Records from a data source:
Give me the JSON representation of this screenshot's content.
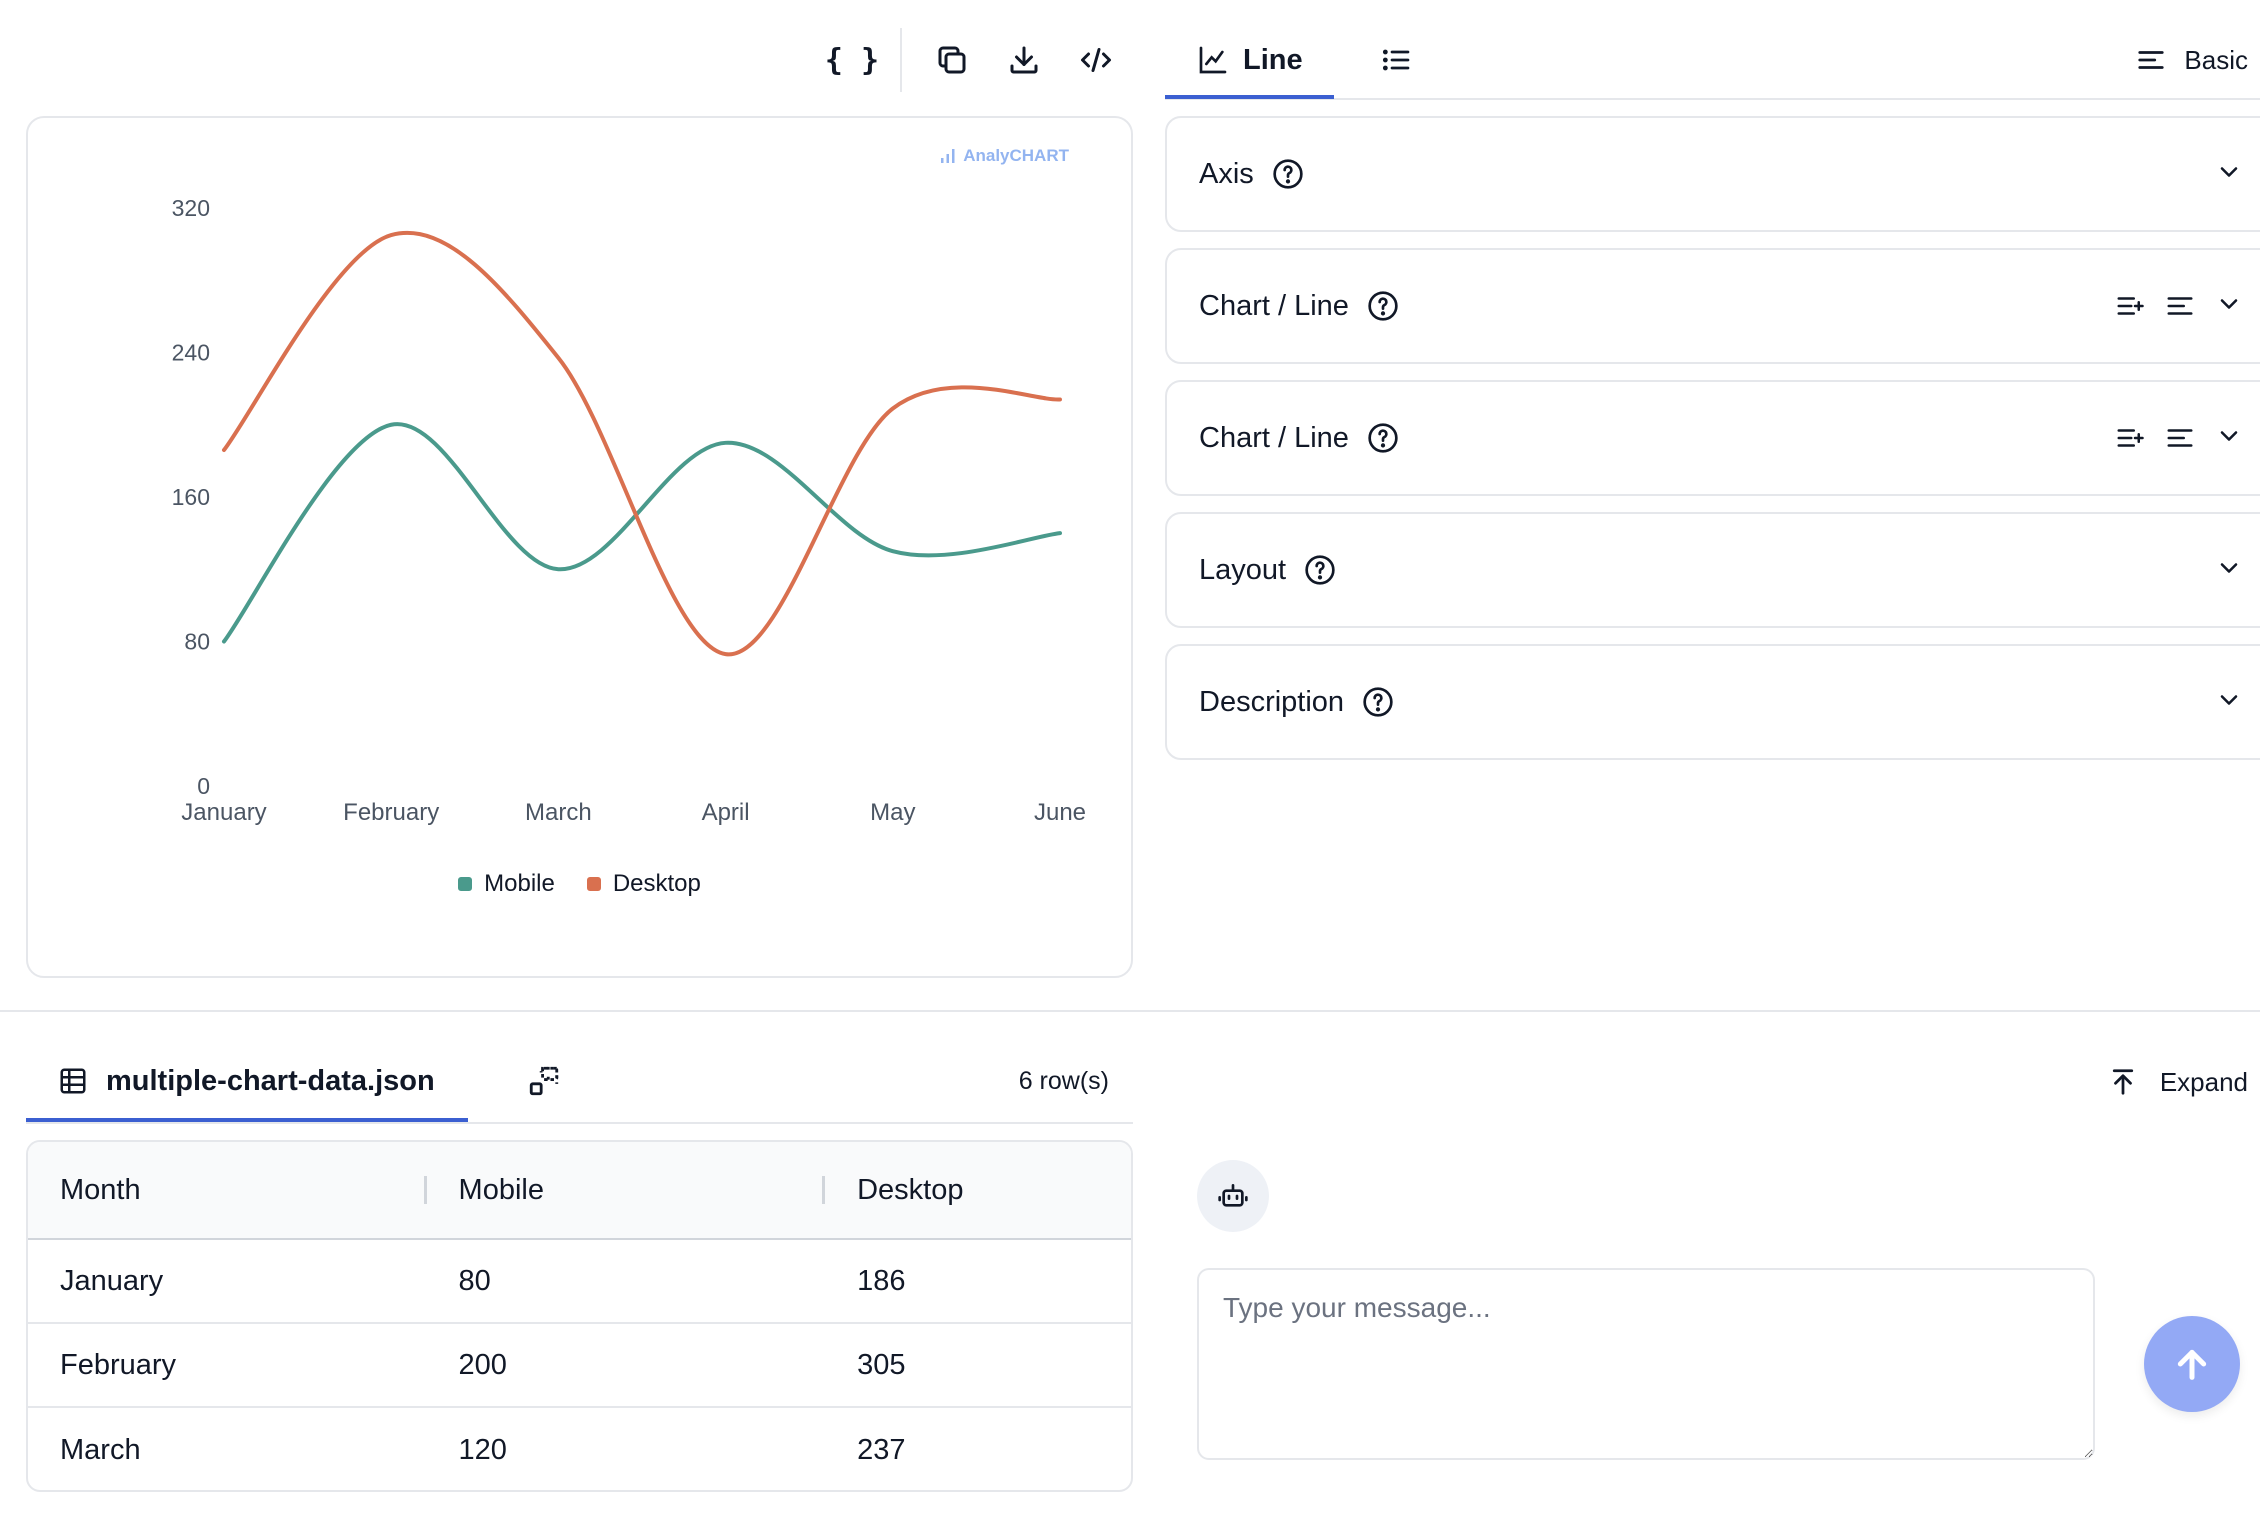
{
  "toolbar": {
    "json_label": "{ }",
    "icons": [
      "braces-icon",
      "copy-icon",
      "download-icon",
      "code-icon"
    ]
  },
  "chart_panel": {
    "brand": "AnalyCHART"
  },
  "chart_data": {
    "type": "line",
    "categories": [
      "January",
      "February",
      "March",
      "April",
      "May",
      "June"
    ],
    "series": [
      {
        "name": "Mobile",
        "values": [
          80,
          200,
          120,
          190,
          130,
          140
        ],
        "color": "#4a9a8c"
      },
      {
        "name": "Desktop",
        "values": [
          186,
          305,
          237,
          73,
          209,
          214
        ],
        "color": "#d9704f"
      }
    ],
    "yticks": [
      "0",
      "80",
      "160",
      "240",
      "320"
    ],
    "ylim": [
      0,
      320
    ],
    "legend": "bottom",
    "grid": false
  },
  "right_tabs": {
    "line_label": "Line",
    "list_icon": "list-icon",
    "basic_label": "Basic"
  },
  "accordions": [
    {
      "title": "Axis",
      "has_actions": false
    },
    {
      "title": "Chart / Line",
      "has_actions": true
    },
    {
      "title": "Chart / Line",
      "has_actions": true
    },
    {
      "title": "Layout",
      "has_actions": false
    },
    {
      "title": "Description",
      "has_actions": false
    }
  ],
  "data_panel": {
    "file_name": "multiple-chart-data.json",
    "row_count": "6 row(s)",
    "expand_label": "Expand",
    "columns": [
      "Month",
      "Mobile",
      "Desktop"
    ],
    "rows": [
      [
        "January",
        "80",
        "186"
      ],
      [
        "February",
        "200",
        "305"
      ],
      [
        "March",
        "120",
        "237"
      ]
    ]
  },
  "chat": {
    "placeholder": "Type your message..."
  },
  "colors": {
    "accent": "#3b5fd1",
    "send_button": "#93a9f5",
    "mobile": "#4a9a8c",
    "desktop": "#d9704f"
  }
}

▸ Stated task:
Copy the data character for character, but drop all pictures from the copy.

▸ Task response:
Give me the JSON representation of this screenshot's content.
{
  "toolbar": {
    "json_label": "{ }",
    "icons": [
      "braces-icon",
      "copy-icon",
      "download-icon",
      "code-icon"
    ]
  },
  "chart_panel": {
    "brand": "AnalyCHART"
  },
  "chart_data": {
    "type": "line",
    "categories": [
      "January",
      "February",
      "March",
      "April",
      "May",
      "June"
    ],
    "series": [
      {
        "name": "Mobile",
        "values": [
          80,
          200,
          120,
          190,
          130,
          140
        ],
        "color": "#4a9a8c"
      },
      {
        "name": "Desktop",
        "values": [
          186,
          305,
          237,
          73,
          209,
          214
        ],
        "color": "#d9704f"
      }
    ],
    "yticks": [
      "0",
      "80",
      "160",
      "240",
      "320"
    ],
    "ylim": [
      0,
      320
    ],
    "legend": "bottom",
    "grid": false
  },
  "right_tabs": {
    "line_label": "Line",
    "list_icon": "list-icon",
    "basic_label": "Basic"
  },
  "accordions": [
    {
      "title": "Axis",
      "has_actions": false
    },
    {
      "title": "Chart / Line",
      "has_actions": true
    },
    {
      "title": "Chart / Line",
      "has_actions": true
    },
    {
      "title": "Layout",
      "has_actions": false
    },
    {
      "title": "Description",
      "has_actions": false
    }
  ],
  "data_panel": {
    "file_name": "multiple-chart-data.json",
    "row_count": "6 row(s)",
    "expand_label": "Expand",
    "columns": [
      "Month",
      "Mobile",
      "Desktop"
    ],
    "rows": [
      [
        "January",
        "80",
        "186"
      ],
      [
        "February",
        "200",
        "305"
      ],
      [
        "March",
        "120",
        "237"
      ]
    ]
  },
  "chat": {
    "placeholder": "Type your message..."
  },
  "colors": {
    "accent": "#3b5fd1",
    "send_button": "#93a9f5",
    "mobile": "#4a9a8c",
    "desktop": "#d9704f"
  }
}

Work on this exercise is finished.